— BEGIN —
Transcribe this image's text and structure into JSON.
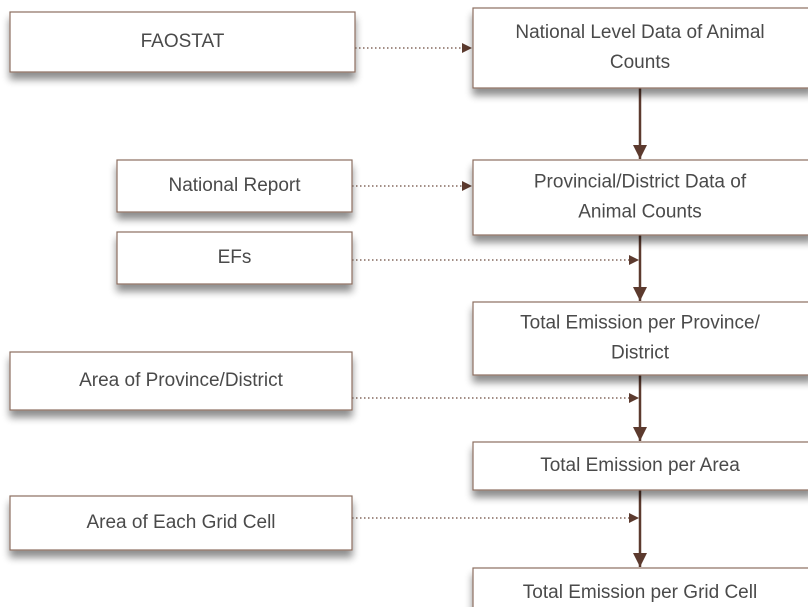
{
  "nodes": [
    {
      "lines": [
        "FAOSTAT"
      ]
    },
    {
      "lines": [
        "National Level Data of Animal",
        "Counts"
      ]
    },
    {
      "lines": [
        "National Report"
      ]
    },
    {
      "lines": [
        "Provincial/District Data of",
        "Animal Counts"
      ]
    },
    {
      "lines": [
        "EFs"
      ]
    },
    {
      "lines": [
        "Total Emission per Province/",
        "District"
      ]
    },
    {
      "lines": [
        "Area of Province/District"
      ]
    },
    {
      "lines": [
        "Total Emission per Area"
      ]
    },
    {
      "lines": [
        "Area of Each Grid Cell"
      ]
    },
    {
      "lines": [
        "Total Emission per Grid Cell"
      ]
    }
  ]
}
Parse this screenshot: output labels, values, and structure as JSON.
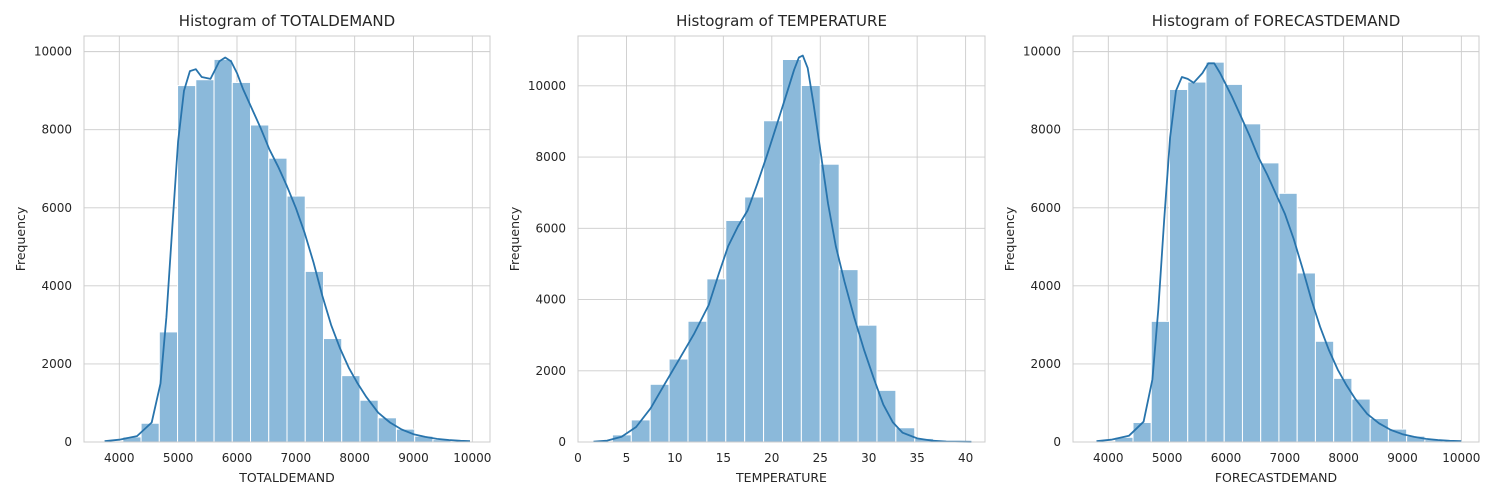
{
  "chart_data": [
    {
      "type": "bar",
      "title": "Histogram of TOTALDEMAND",
      "xlabel": "TOTALDEMAND",
      "ylabel": "Frequency",
      "xlim": [
        3400,
        10300
      ],
      "ylim": [
        0,
        10400
      ],
      "xticks": [
        4000,
        5000,
        6000,
        7000,
        8000,
        9000,
        10000
      ],
      "yticks": [
        0,
        2000,
        4000,
        6000,
        8000,
        10000
      ],
      "bins": [
        {
          "x0": 3750,
          "x1": 4060,
          "value": 20
        },
        {
          "x0": 4060,
          "x1": 4370,
          "value": 130
        },
        {
          "x0": 4370,
          "x1": 4680,
          "value": 480
        },
        {
          "x0": 4680,
          "x1": 4990,
          "value": 2820
        },
        {
          "x0": 4990,
          "x1": 5300,
          "value": 9130
        },
        {
          "x0": 5300,
          "x1": 5610,
          "value": 9280
        },
        {
          "x0": 5610,
          "x1": 5920,
          "value": 9800
        },
        {
          "x0": 5920,
          "x1": 6230,
          "value": 9210
        },
        {
          "x0": 6230,
          "x1": 6540,
          "value": 8120
        },
        {
          "x0": 6540,
          "x1": 6850,
          "value": 7270
        },
        {
          "x0": 6850,
          "x1": 7160,
          "value": 6300
        },
        {
          "x0": 7160,
          "x1": 7470,
          "value": 4370
        },
        {
          "x0": 7470,
          "x1": 7780,
          "value": 2650
        },
        {
          "x0": 7780,
          "x1": 8090,
          "value": 1700
        },
        {
          "x0": 8090,
          "x1": 8400,
          "value": 1070
        },
        {
          "x0": 8400,
          "x1": 8710,
          "value": 620
        },
        {
          "x0": 8710,
          "x1": 9020,
          "value": 330
        },
        {
          "x0": 9020,
          "x1": 9330,
          "value": 150
        },
        {
          "x0": 9330,
          "x1": 9640,
          "value": 60
        },
        {
          "x0": 9640,
          "x1": 9950,
          "value": 20
        }
      ],
      "kde": [
        [
          3750,
          20
        ],
        [
          4000,
          60
        ],
        [
          4300,
          150
        ],
        [
          4550,
          500
        ],
        [
          4700,
          1500
        ],
        [
          4800,
          3200
        ],
        [
          4900,
          5500
        ],
        [
          5000,
          7700
        ],
        [
          5100,
          9000
        ],
        [
          5200,
          9500
        ],
        [
          5300,
          9550
        ],
        [
          5400,
          9350
        ],
        [
          5550,
          9300
        ],
        [
          5700,
          9750
        ],
        [
          5800,
          9850
        ],
        [
          5900,
          9750
        ],
        [
          6000,
          9450
        ],
        [
          6100,
          9050
        ],
        [
          6250,
          8550
        ],
        [
          6400,
          8050
        ],
        [
          6550,
          7500
        ],
        [
          6700,
          7050
        ],
        [
          6850,
          6550
        ],
        [
          7000,
          6000
        ],
        [
          7150,
          5350
        ],
        [
          7300,
          4600
        ],
        [
          7450,
          3750
        ],
        [
          7600,
          3000
        ],
        [
          7750,
          2400
        ],
        [
          7900,
          1900
        ],
        [
          8050,
          1500
        ],
        [
          8200,
          1150
        ],
        [
          8400,
          750
        ],
        [
          8600,
          500
        ],
        [
          8800,
          320
        ],
        [
          9000,
          200
        ],
        [
          9200,
          130
        ],
        [
          9400,
          80
        ],
        [
          9600,
          50
        ],
        [
          9800,
          30
        ],
        [
          9960,
          20
        ]
      ]
    },
    {
      "type": "bar",
      "title": "Histogram of TEMPERATURE",
      "xlabel": "TEMPERATURE",
      "ylabel": "Frequency",
      "xlim": [
        0,
        42
      ],
      "ylim": [
        0,
        11400
      ],
      "xticks": [
        0,
        5,
        10,
        15,
        20,
        25,
        30,
        35,
        40
      ],
      "yticks": [
        0,
        2000,
        4000,
        6000,
        8000,
        10000
      ],
      "bins": [
        {
          "x0": 1.6,
          "x1": 3.55,
          "value": 20
        },
        {
          "x0": 3.55,
          "x1": 5.5,
          "value": 200
        },
        {
          "x0": 5.5,
          "x1": 7.45,
          "value": 620
        },
        {
          "x0": 7.45,
          "x1": 9.4,
          "value": 1620
        },
        {
          "x0": 9.4,
          "x1": 11.35,
          "value": 2330
        },
        {
          "x0": 11.35,
          "x1": 13.3,
          "value": 3390
        },
        {
          "x0": 13.3,
          "x1": 15.25,
          "value": 4580
        },
        {
          "x0": 15.25,
          "x1": 17.2,
          "value": 6220
        },
        {
          "x0": 17.2,
          "x1": 19.15,
          "value": 6880
        },
        {
          "x0": 19.15,
          "x1": 21.1,
          "value": 9020
        },
        {
          "x0": 21.1,
          "x1": 23.05,
          "value": 10740
        },
        {
          "x0": 23.05,
          "x1": 25.0,
          "value": 10010
        },
        {
          "x0": 25.0,
          "x1": 26.95,
          "value": 7800
        },
        {
          "x0": 26.95,
          "x1": 28.9,
          "value": 4840
        },
        {
          "x0": 28.9,
          "x1": 30.85,
          "value": 3280
        },
        {
          "x0": 30.85,
          "x1": 32.8,
          "value": 1450
        },
        {
          "x0": 32.8,
          "x1": 34.75,
          "value": 400
        },
        {
          "x0": 34.75,
          "x1": 36.7,
          "value": 100
        },
        {
          "x0": 36.7,
          "x1": 38.65,
          "value": 20
        },
        {
          "x0": 38.65,
          "x1": 40.6,
          "value": 10
        }
      ],
      "kde": [
        [
          1.6,
          10
        ],
        [
          3,
          40
        ],
        [
          4.5,
          150
        ],
        [
          6,
          420
        ],
        [
          7.5,
          950
        ],
        [
          9,
          1650
        ],
        [
          10.5,
          2350
        ],
        [
          12,
          3050
        ],
        [
          13.5,
          3850
        ],
        [
          14.5,
          4700
        ],
        [
          15.5,
          5500
        ],
        [
          16.5,
          6050
        ],
        [
          17.5,
          6500
        ],
        [
          18.5,
          7250
        ],
        [
          19.5,
          8050
        ],
        [
          20.5,
          8900
        ],
        [
          21.5,
          9750
        ],
        [
          22.3,
          10450
        ],
        [
          22.8,
          10800
        ],
        [
          23.2,
          10850
        ],
        [
          23.7,
          10500
        ],
        [
          24.3,
          9500
        ],
        [
          25,
          8200
        ],
        [
          25.8,
          6700
        ],
        [
          26.6,
          5500
        ],
        [
          27.5,
          4500
        ],
        [
          28.5,
          3500
        ],
        [
          29.5,
          2600
        ],
        [
          30.5,
          1800
        ],
        [
          31.5,
          1050
        ],
        [
          32.5,
          550
        ],
        [
          33.5,
          260
        ],
        [
          35,
          100
        ],
        [
          36.5,
          40
        ],
        [
          38,
          15
        ],
        [
          40.6,
          5
        ]
      ]
    },
    {
      "type": "bar",
      "title": "Histogram of FORECASTDEMAND",
      "xlabel": "FORECASTDEMAND",
      "ylabel": "Frequency",
      "xlim": [
        3400,
        10300
      ],
      "ylim": [
        0,
        10400
      ],
      "xticks": [
        4000,
        5000,
        6000,
        7000,
        8000,
        9000,
        10000
      ],
      "yticks": [
        0,
        2000,
        4000,
        6000,
        8000,
        10000
      ],
      "bins": [
        {
          "x0": 3800,
          "x1": 4110,
          "value": 20
        },
        {
          "x0": 4110,
          "x1": 4420,
          "value": 120
        },
        {
          "x0": 4420,
          "x1": 4730,
          "value": 500
        },
        {
          "x0": 4730,
          "x1": 5040,
          "value": 3090
        },
        {
          "x0": 5040,
          "x1": 5350,
          "value": 9030
        },
        {
          "x0": 5350,
          "x1": 5660,
          "value": 9220
        },
        {
          "x0": 5660,
          "x1": 5970,
          "value": 9730
        },
        {
          "x0": 5970,
          "x1": 6280,
          "value": 9160
        },
        {
          "x0": 6280,
          "x1": 6590,
          "value": 8150
        },
        {
          "x0": 6590,
          "x1": 6900,
          "value": 7150
        },
        {
          "x0": 6900,
          "x1": 7210,
          "value": 6370
        },
        {
          "x0": 7210,
          "x1": 7520,
          "value": 4330
        },
        {
          "x0": 7520,
          "x1": 7830,
          "value": 2580
        },
        {
          "x0": 7830,
          "x1": 8140,
          "value": 1630
        },
        {
          "x0": 8140,
          "x1": 8450,
          "value": 1100
        },
        {
          "x0": 8450,
          "x1": 8760,
          "value": 600
        },
        {
          "x0": 8760,
          "x1": 9070,
          "value": 330
        },
        {
          "x0": 9070,
          "x1": 9380,
          "value": 150
        },
        {
          "x0": 9380,
          "x1": 9690,
          "value": 60
        },
        {
          "x0": 9690,
          "x1": 10000,
          "value": 20
        }
      ],
      "kde": [
        [
          3800,
          20
        ],
        [
          4050,
          60
        ],
        [
          4350,
          160
        ],
        [
          4600,
          520
        ],
        [
          4750,
          1600
        ],
        [
          4850,
          3400
        ],
        [
          4950,
          5700
        ],
        [
          5050,
          7800
        ],
        [
          5150,
          9000
        ],
        [
          5250,
          9350
        ],
        [
          5350,
          9300
        ],
        [
          5450,
          9200
        ],
        [
          5600,
          9450
        ],
        [
          5700,
          9700
        ],
        [
          5800,
          9700
        ],
        [
          5900,
          9450
        ],
        [
          6000,
          9150
        ],
        [
          6100,
          8850
        ],
        [
          6250,
          8350
        ],
        [
          6400,
          7850
        ],
        [
          6550,
          7300
        ],
        [
          6700,
          6850
        ],
        [
          6850,
          6350
        ],
        [
          7000,
          5850
        ],
        [
          7150,
          5200
        ],
        [
          7300,
          4450
        ],
        [
          7450,
          3650
        ],
        [
          7600,
          2950
        ],
        [
          7750,
          2350
        ],
        [
          7900,
          1850
        ],
        [
          8050,
          1450
        ],
        [
          8200,
          1100
        ],
        [
          8400,
          720
        ],
        [
          8600,
          480
        ],
        [
          8800,
          310
        ],
        [
          9000,
          200
        ],
        [
          9200,
          130
        ],
        [
          9400,
          80
        ],
        [
          9600,
          50
        ],
        [
          9800,
          30
        ],
        [
          10000,
          20
        ]
      ]
    }
  ]
}
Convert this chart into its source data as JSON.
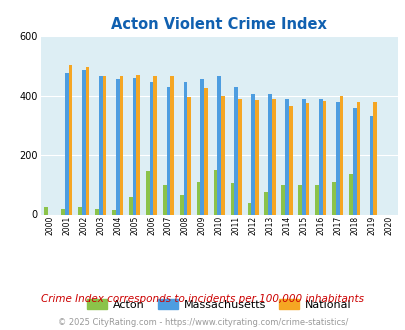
{
  "title": "Acton Violent Crime Index",
  "years": [
    2000,
    2001,
    2002,
    2003,
    2004,
    2005,
    2006,
    2007,
    2008,
    2009,
    2010,
    2011,
    2012,
    2013,
    2014,
    2015,
    2016,
    2017,
    2018,
    2019,
    2020
  ],
  "acton": [
    25,
    18,
    25,
    20,
    15,
    60,
    148,
    100,
    65,
    110,
    150,
    105,
    38,
    75,
    100,
    100,
    100,
    110,
    135,
    0,
    0
  ],
  "massachusetts": [
    0,
    478,
    488,
    468,
    455,
    458,
    445,
    430,
    445,
    455,
    465,
    430,
    405,
    405,
    390,
    390,
    390,
    378,
    358,
    330,
    0
  ],
  "national": [
    0,
    505,
    498,
    468,
    465,
    470,
    465,
    465,
    395,
    425,
    400,
    390,
    385,
    390,
    365,
    375,
    383,
    398,
    380,
    380,
    0
  ],
  "acton_color": "#8bc34a",
  "mass_color": "#4d9de0",
  "national_color": "#f5a623",
  "bg_color": "#ddeef4",
  "title_color": "#1060b0",
  "subtitle": "Crime Index corresponds to incidents per 100,000 inhabitants",
  "footer": "© 2025 CityRating.com - https://www.cityrating.com/crime-statistics/",
  "ylim": [
    0,
    600
  ],
  "yticks": [
    0,
    200,
    400,
    600
  ],
  "subtitle_color": "#cc0000",
  "footer_color": "#999999"
}
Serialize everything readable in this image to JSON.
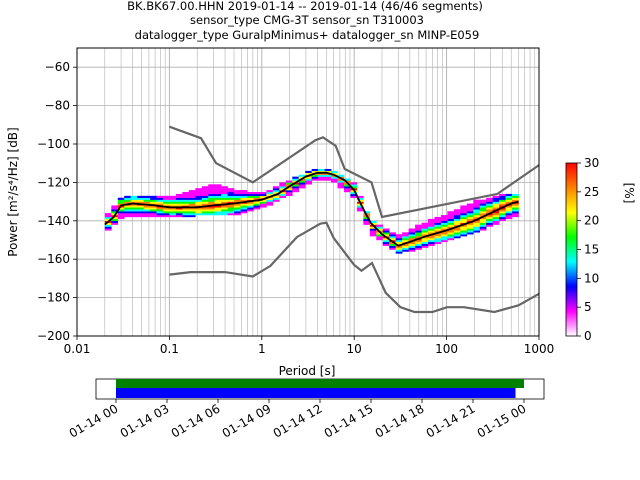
{
  "header": {
    "line1": "BK.BK67.00.HHN   2019-01-14 -- 2019-01-14  (46/46 segments)",
    "line2": "sensor_type CMG-3T sensor_sn T310003",
    "line3": "datalogger_type GuralpMinimus+ datalogger_sn MINP-E059"
  },
  "chart_data": {
    "type": "area",
    "xlabel": "Period [s]",
    "ylabel": "Power [m²/s⁴/Hz] [dB]",
    "xscale": "log",
    "xlim": [
      0.01,
      1000
    ],
    "ylim": [
      -200,
      -50
    ],
    "grid": true,
    "xticks": [
      {
        "value": 0.01,
        "label": "0.01"
      },
      {
        "value": 0.1,
        "label": "0.1"
      },
      {
        "value": 1,
        "label": "1"
      },
      {
        "value": 10,
        "label": "10"
      },
      {
        "value": 100,
        "label": "100"
      },
      {
        "value": 1000,
        "label": "1000"
      }
    ],
    "yticks": [
      -60,
      -80,
      -100,
      -120,
      -140,
      -160,
      -180,
      -200
    ],
    "noise_models": [
      {
        "name": "NHNM",
        "color": "#666666",
        "points": [
          [
            0.1,
            -91
          ],
          [
            0.22,
            -97
          ],
          [
            0.32,
            -110
          ],
          [
            0.8,
            -120
          ],
          [
            3.8,
            -98
          ],
          [
            4.6,
            -96.5
          ],
          [
            6.3,
            -101
          ],
          [
            7.9,
            -113
          ],
          [
            15.4,
            -120
          ],
          [
            20,
            -138
          ],
          [
            354.8,
            -126
          ],
          [
            1000,
            -111
          ]
        ]
      },
      {
        "name": "NLNM",
        "color": "#666666",
        "points": [
          [
            0.1,
            -168
          ],
          [
            0.17,
            -166.7
          ],
          [
            0.4,
            -166.7
          ],
          [
            0.8,
            -169
          ],
          [
            1.24,
            -163.5
          ],
          [
            2.4,
            -148.5
          ],
          [
            4.3,
            -141.5
          ],
          [
            5,
            -141
          ],
          [
            6,
            -149
          ],
          [
            10,
            -163
          ],
          [
            12,
            -166
          ],
          [
            15.6,
            -162
          ],
          [
            21.9,
            -177.5
          ],
          [
            31.6,
            -185
          ],
          [
            45,
            -187.5
          ],
          [
            70,
            -187.5
          ],
          [
            101,
            -185
          ],
          [
            154,
            -185
          ],
          [
            328,
            -187.5
          ],
          [
            600,
            -184
          ],
          [
            1000,
            -178
          ]
        ]
      }
    ],
    "mean_psd": {
      "name": "mean",
      "color": "#000000",
      "points": [
        [
          0.02,
          -142
        ],
        [
          0.025,
          -138
        ],
        [
          0.03,
          -132
        ],
        [
          0.04,
          -131
        ],
        [
          0.07,
          -132
        ],
        [
          0.1,
          -133
        ],
        [
          0.2,
          -133
        ],
        [
          0.3,
          -132
        ],
        [
          0.5,
          -131
        ],
        [
          1,
          -129
        ],
        [
          1.5,
          -126
        ],
        [
          2,
          -122
        ],
        [
          3,
          -117
        ],
        [
          4,
          -115
        ],
        [
          5,
          -115
        ],
        [
          6,
          -116
        ],
        [
          8,
          -119
        ],
        [
          10,
          -124
        ],
        [
          12,
          -132
        ],
        [
          15,
          -141
        ],
        [
          20,
          -147
        ],
        [
          30,
          -153
        ],
        [
          40,
          -151
        ],
        [
          60,
          -148
        ],
        [
          100,
          -145
        ],
        [
          200,
          -140
        ],
        [
          300,
          -136
        ],
        [
          500,
          -131
        ],
        [
          600,
          -130
        ]
      ]
    },
    "psd_spread_db": [
      {
        "period": 0.02,
        "lo": -146,
        "hi": -139
      },
      {
        "period": 0.03,
        "lo": -138,
        "hi": -128
      },
      {
        "period": 0.05,
        "lo": -138,
        "hi": -127
      },
      {
        "period": 0.1,
        "lo": -138,
        "hi": -128
      },
      {
        "period": 0.2,
        "lo": -137,
        "hi": -124
      },
      {
        "period": 0.3,
        "lo": -137,
        "hi": -121
      },
      {
        "period": 0.5,
        "lo": -137,
        "hi": -124
      },
      {
        "period": 1,
        "lo": -133,
        "hi": -126
      },
      {
        "period": 2,
        "lo": -126,
        "hi": -119
      },
      {
        "period": 4,
        "lo": -118,
        "hi": -113
      },
      {
        "period": 6,
        "lo": -119,
        "hi": -114
      },
      {
        "period": 10,
        "lo": -128,
        "hi": -121
      },
      {
        "period": 15,
        "lo": -146,
        "hi": -140
      },
      {
        "period": 30,
        "lo": -157,
        "hi": -148
      },
      {
        "period": 60,
        "lo": -153,
        "hi": -141
      },
      {
        "period": 100,
        "lo": -150,
        "hi": -137
      },
      {
        "period": 200,
        "lo": -146,
        "hi": -130
      },
      {
        "period": 400,
        "lo": -140,
        "hi": -127
      },
      {
        "period": 600,
        "lo": -137,
        "hi": -126
      }
    ],
    "colorbar": {
      "label": "[%]",
      "min": 0,
      "max": 30,
      "ticks": [
        0,
        5,
        10,
        15,
        20,
        25,
        30
      ],
      "colors": [
        "#ffffff",
        "#ff00ff",
        "#0000ff",
        "#00ffff",
        "#00ff00",
        "#ffff00",
        "#ff8000",
        "#ff0000"
      ]
    },
    "coverage": {
      "time_ticks": [
        "01-14 00",
        "01-14 03",
        "01-14 06",
        "01-14 09",
        "01-14 12",
        "01-14 15",
        "01-14 18",
        "01-14 21",
        "01-15 00"
      ],
      "green_bar": {
        "start_hour": 0,
        "end_hour": 24.0,
        "color": "#008000"
      },
      "blue_bar": {
        "start_hour": 0,
        "end_hour": 23.5,
        "color": "#0000ff"
      }
    }
  }
}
— END —
--- Aim of the exercise ---
Scan the data above and copy every line with "TEMPERATURE" in it.

--- Exercise response ---
      "title": "Histogram of TEMPERATURE",
      "xlabel": "TEMPERATURE",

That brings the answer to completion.